- _Task instructions_:
Your task is to restate the data word for word.

• • •

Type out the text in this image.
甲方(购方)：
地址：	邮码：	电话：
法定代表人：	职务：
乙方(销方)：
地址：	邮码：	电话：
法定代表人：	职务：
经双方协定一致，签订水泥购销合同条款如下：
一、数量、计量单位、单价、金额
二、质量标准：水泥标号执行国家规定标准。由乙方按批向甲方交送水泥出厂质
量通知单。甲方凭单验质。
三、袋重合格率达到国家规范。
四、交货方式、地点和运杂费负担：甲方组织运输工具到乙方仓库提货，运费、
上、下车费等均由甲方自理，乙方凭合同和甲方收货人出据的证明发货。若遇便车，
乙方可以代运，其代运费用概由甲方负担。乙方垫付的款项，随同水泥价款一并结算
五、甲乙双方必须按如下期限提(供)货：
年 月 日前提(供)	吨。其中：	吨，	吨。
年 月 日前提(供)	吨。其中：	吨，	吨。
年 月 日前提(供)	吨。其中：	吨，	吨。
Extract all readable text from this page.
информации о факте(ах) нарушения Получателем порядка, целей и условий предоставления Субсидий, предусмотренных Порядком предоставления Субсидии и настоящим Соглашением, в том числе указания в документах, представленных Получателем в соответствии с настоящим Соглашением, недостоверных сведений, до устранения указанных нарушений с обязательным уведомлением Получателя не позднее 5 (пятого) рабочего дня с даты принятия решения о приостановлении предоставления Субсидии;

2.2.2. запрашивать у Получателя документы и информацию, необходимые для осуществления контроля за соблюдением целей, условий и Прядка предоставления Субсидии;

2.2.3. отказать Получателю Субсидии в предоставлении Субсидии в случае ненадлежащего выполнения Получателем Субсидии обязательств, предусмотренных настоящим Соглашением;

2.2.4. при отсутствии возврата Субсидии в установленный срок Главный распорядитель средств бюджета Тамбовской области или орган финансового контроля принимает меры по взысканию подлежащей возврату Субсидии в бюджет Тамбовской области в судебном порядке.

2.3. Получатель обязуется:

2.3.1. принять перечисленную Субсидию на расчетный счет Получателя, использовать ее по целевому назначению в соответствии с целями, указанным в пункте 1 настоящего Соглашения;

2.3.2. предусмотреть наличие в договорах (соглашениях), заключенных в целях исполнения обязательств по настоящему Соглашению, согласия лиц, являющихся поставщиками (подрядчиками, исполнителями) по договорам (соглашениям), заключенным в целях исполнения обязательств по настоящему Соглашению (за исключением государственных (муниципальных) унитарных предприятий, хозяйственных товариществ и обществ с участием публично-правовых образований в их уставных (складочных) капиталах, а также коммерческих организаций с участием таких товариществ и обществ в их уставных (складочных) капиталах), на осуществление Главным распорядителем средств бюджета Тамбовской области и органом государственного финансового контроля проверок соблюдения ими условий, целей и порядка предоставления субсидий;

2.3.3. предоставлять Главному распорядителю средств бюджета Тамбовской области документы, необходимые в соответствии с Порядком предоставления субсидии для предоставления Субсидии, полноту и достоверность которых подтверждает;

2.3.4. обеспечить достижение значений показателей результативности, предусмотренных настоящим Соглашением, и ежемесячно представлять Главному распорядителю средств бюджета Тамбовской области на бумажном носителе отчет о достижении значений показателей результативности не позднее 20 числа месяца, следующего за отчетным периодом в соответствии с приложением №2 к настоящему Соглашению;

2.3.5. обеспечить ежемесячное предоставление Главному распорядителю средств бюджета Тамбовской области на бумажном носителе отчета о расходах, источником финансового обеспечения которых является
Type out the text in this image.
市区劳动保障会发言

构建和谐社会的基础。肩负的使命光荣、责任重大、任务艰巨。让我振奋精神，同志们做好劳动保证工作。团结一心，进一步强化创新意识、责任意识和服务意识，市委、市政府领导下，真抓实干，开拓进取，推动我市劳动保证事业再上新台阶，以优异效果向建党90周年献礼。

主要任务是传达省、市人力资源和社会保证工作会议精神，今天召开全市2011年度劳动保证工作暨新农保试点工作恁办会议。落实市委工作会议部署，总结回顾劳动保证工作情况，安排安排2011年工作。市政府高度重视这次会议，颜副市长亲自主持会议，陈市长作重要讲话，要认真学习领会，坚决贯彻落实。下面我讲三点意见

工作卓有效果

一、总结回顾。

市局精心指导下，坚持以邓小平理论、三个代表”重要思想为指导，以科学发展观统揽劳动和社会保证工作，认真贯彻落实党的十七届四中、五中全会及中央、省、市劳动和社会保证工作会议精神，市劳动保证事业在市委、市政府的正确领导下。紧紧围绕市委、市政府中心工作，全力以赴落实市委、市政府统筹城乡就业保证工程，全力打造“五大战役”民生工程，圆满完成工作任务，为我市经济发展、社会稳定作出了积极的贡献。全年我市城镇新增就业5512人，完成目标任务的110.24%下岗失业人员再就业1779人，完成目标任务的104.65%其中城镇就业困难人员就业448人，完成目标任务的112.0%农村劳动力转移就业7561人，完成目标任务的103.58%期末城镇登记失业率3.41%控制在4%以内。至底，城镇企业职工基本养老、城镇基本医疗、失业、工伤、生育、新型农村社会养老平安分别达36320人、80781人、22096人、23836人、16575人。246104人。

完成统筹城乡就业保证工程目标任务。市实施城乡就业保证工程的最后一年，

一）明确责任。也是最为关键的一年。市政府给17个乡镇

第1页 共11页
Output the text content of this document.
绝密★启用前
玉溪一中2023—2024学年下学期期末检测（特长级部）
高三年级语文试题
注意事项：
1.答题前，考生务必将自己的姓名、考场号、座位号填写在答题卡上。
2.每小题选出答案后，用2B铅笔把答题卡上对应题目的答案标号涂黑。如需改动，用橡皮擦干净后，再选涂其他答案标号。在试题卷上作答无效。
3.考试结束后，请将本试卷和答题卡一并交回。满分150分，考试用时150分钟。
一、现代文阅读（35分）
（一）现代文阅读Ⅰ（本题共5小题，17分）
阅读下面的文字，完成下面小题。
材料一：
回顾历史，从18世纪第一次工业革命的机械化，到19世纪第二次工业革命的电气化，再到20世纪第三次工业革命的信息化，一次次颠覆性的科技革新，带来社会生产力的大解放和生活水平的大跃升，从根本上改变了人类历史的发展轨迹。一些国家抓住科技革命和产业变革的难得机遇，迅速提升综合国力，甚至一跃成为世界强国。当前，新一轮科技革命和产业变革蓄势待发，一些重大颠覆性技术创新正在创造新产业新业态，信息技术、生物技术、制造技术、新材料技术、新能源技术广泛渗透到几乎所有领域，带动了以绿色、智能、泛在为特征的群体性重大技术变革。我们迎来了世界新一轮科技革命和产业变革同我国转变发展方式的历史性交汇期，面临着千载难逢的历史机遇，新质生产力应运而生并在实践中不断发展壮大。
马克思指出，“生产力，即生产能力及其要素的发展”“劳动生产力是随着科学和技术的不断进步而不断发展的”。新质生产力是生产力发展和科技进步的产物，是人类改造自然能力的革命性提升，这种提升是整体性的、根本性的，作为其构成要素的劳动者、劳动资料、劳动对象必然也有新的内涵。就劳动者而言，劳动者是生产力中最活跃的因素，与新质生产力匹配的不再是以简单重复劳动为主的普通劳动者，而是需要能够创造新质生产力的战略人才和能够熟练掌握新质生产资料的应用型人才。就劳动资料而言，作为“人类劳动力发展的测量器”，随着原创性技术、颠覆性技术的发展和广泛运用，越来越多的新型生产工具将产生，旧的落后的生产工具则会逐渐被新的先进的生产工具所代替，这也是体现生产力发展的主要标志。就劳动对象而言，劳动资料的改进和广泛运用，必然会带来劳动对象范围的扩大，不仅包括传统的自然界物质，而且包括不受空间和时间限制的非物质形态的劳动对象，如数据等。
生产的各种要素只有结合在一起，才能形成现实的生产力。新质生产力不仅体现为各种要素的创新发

• • •

- _Result_:
Type out the text in this image.
甲方(购方)：
地址：	邮码：	电话：
法定代表人：	职务：
乙方(销方)：
地址：	邮码：	电话：
法定代表人：	职务：
经双方协定一致，签订水泥购销合同条款如下：
一、数量、计量单位、单价、金额
二、质量标准：水泥标号执行国家规定标准。由乙方按批向甲方交送水泥出厂质
量通知单。甲方凭单验质。
三、袋重合格率达到国家规范。
四、交货方式、地点和运杂费负担：甲方组织运输工具到乙方仓库提货，运费、
上、下车费等均由甲方自理，乙方凭合同和甲方收货人出据的证明发货。若遇便车，
乙方可以代运，其代运费用概由甲方负担。乙方垫付的款项，随同水泥价款一并结算
五、甲乙双方必须按如下期限提(供)货：
年 月 日前提(供)	吨。其中：	吨，	吨。
年 月 日前提(供)	吨。其中：	吨，	吨。
年 月 日前提(供)	吨。其中：	吨，	吨。
Extract all readable text from this page.
информации о факте(ах) нарушения Получателем порядка, целей и условий предоставления Субсидий, предусмотренных Порядком предоставления Субсидии и настоящим Соглашением, в том числе указания в документах, представленных Получателем в соответствии с настоящим Соглашением, недостоверных сведений, до устранения указанных нарушений с обязательным уведомлением Получателя не позднее 5 (пятого) рабочего дня с даты принятия решения о приостановлении предоставления Субсидии;

2.2.2. запрашивать у Получателя документы и информацию, необходимые для осуществления контроля за соблюдением целей, условий и Прядка предоставления Субсидии;

2.2.3. отказать Получателю Субсидии в предоставлении Субсидии в случае ненадлежащего выполнения Получателем Субсидии обязательств, предусмотренных настоящим Соглашением;

2.2.4. при отсутствии возврата Субсидии в установленный срок Главный распорядитель средств бюджета Тамбовской области или орган финансового контроля принимает меры по взысканию подлежащей возврату Субсидии в бюджет Тамбовской области в судебном порядке.

2.3. Получатель обязуется:

2.3.1. принять перечисленную Субсидию на расчетный счет Получателя, использовать ее по целевому назначению в соответствии с целями, указанным в пункте 1 настоящего Соглашения;

2.3.2. предусмотреть наличие в договорах (соглашениях), заключенных в целях исполнения обязательств по настоящему Соглашению, согласия лиц, являющихся поставщиками (подрядчиками, исполнителями) по договорам (соглашениям), заключенным в целях исполнения обязательств по настоящему Соглашению (за исключением государственных (муниципальных) унитарных предприятий, хозяйственных товариществ и обществ с участием публично-правовых образований в их уставных (складочных) капиталах, а также коммерческих организаций с участием таких товариществ и обществ в их уставных (складочных) капиталах), на осуществление Главным распорядителем средств бюджета Тамбовской области и органом государственного финансового контроля проверок соблюдения ими условий, целей и порядка предоставления субсидий;

2.3.3. предоставлять Главному распорядителю средств бюджета Тамбовской области документы, необходимые в соответствии с Порядком предоставления субсидии для предоставления Субсидии, полноту и достоверность которых подтверждает;

2.3.4. обеспечить достижение значений показателей результативности, предусмотренных настоящим Соглашением, и ежемесячно представлять Главному распорядителю средств бюджета Тамбовской области на бумажном носителе отчет о достижении значений показателей результативности не позднее 20 числа месяца, следующего за отчетным периодом в соответствии с приложением №2 к настоящему Соглашению;

2.3.5. обеспечить ежемесячное предоставление Главному распорядителю средств бюджета Тамбовской области на бумажном носителе отчета о расходах, источником финансового обеспечения которых является
Type out the text in this image.
市区劳动保障会发言

构建和谐社会的基础。肩负的使命光荣、责任重大、任务艰巨。让我振奋精神，同志们做好劳动保证工作。团结一心，进一步强化创新意识、责任意识和服务意识，市委、市政府领导下，真抓实干，开拓进取，推动我市劳动保证事业再上新台阶，以优异效果向建党90周年献礼。

主要任务是传达省、市人力资源和社会保证工作会议精神，今天召开全市2011年度劳动保证工作暨新农保试点工作恁办会议。落实市委工作会议部署，总结回顾劳动保证工作情况，安排安排2011年工作。市政府高度重视这次会议，颜副市长亲自主持会议，陈市长作重要讲话，要认真学习领会，坚决贯彻落实。下面我讲三点意见

工作卓有效果

一、总结回顾。

市局精心指导下，坚持以邓小平理论、三个代表”重要思想为指导，以科学发展观统揽劳动和社会保证工作，认真贯彻落实党的十七届四中、五中全会及中央、省、市劳动和社会保证工作会议精神，市劳动保证事业在市委、市政府的正确领导下。紧紧围绕市委、市政府中心工作，全力以赴落实市委、市政府统筹城乡就业保证工程，全力打造“五大战役”民生工程，圆满完成工作任务，为我市经济发展、社会稳定作出了积极的贡献。全年我市城镇新增就业5512人，完成目标任务的110.24%下岗失业人员再就业1779人，完成目标任务的104.65%其中城镇就业困难人员就业448人，完成目标任务的112.0%农村劳动力转移就业7561人，完成目标任务的103.58%期末城镇登记失业率3.41%控制在4%以内。至底，城镇企业职工基本养老、城镇基本医疗、失业、工伤、生育、新型农村社会养老平安分别达36320人、80781人、22096人、23836人、16575人。246104人。

完成统筹城乡就业保证工程目标任务。市实施城乡就业保证工程的最后一年，

一）明确责任。也是最为关键的一年。市政府给17个乡镇

第1页 共11页
Output the text content of this document.
绝密★启用前
玉溪一中2023—2024学年下学期期末检测（特长级部）
高三年级语文试题
注意事项：
1.答题前，考生务必将自己的姓名、考场号、座位号填写在答题卡上。
2.每小题选出答案后，用2B铅笔把答题卡上对应题目的答案标号涂黑。如需改动，用橡皮擦干净后，再选涂其他答案标号。在试题卷上作答无效。
3.考试结束后，请将本试卷和答题卡一并交回。满分150分，考试用时150分钟。
一、现代文阅读（35分）
（一）现代文阅读Ⅰ（本题共5小题，17分）
阅读下面的文字，完成下面小题。
材料一：
回顾历史，从18世纪第一次工业革命的机械化，到19世纪第二次工业革命的电气化，再到20世纪第三次工业革命的信息化，一次次颠覆性的科技革新，带来社会生产力的大解放和生活水平的大跃升，从根本上改变了人类历史的发展轨迹。一些国家抓住科技革命和产业变革的难得机遇，迅速提升综合国力，甚至一跃成为世界强国。当前，新一轮科技革命和产业变革蓄势待发，一些重大颠覆性技术创新正在创造新产业新业态，信息技术、生物技术、制造技术、新材料技术、新能源技术广泛渗透到几乎所有领域，带动了以绿色、智能、泛在为特征的群体性重大技术变革。我们迎来了世界新一轮科技革命和产业变革同我国转变发展方式的历史性交汇期，面临着千载难逢的历史机遇，新质生产力应运而生并在实践中不断发展壮大。
马克思指出，“生产力，即生产能力及其要素的发展”“劳动生产力是随着科学和技术的不断进步而不断发展的”。新质生产力是生产力发展和科技进步的产物，是人类改造自然能力的革命性提升，这种提升是整体性的、根本性的，作为其构成要素的劳动者、劳动资料、劳动对象必然也有新的内涵。就劳动者而言，劳动者是生产力中最活跃的因素，与新质生产力匹配的不再是以简单重复劳动为主的普通劳动者，而是需要能够创造新质生产力的战略人才和能够熟练掌握新质生产资料的应用型人才。就劳动资料而言，作为“人类劳动力发展的测量器”，随着原创性技术、颠覆性技术的发展和广泛运用，越来越多的新型生产工具将产生，旧的落后的生产工具则会逐渐被新的先进的生产工具所代替，这也是体现生产力发展的主要标志。就劳动对象而言，劳动资料的改进和广泛运用，必然会带来劳动对象范围的扩大，不仅包括传统的自然界物质，而且包括不受空间和时间限制的非物质形态的劳动对象，如数据等。
生产的各种要素只有结合在一起，才能形成现实的生产力。新质生产力不仅体现为各种要素的创新发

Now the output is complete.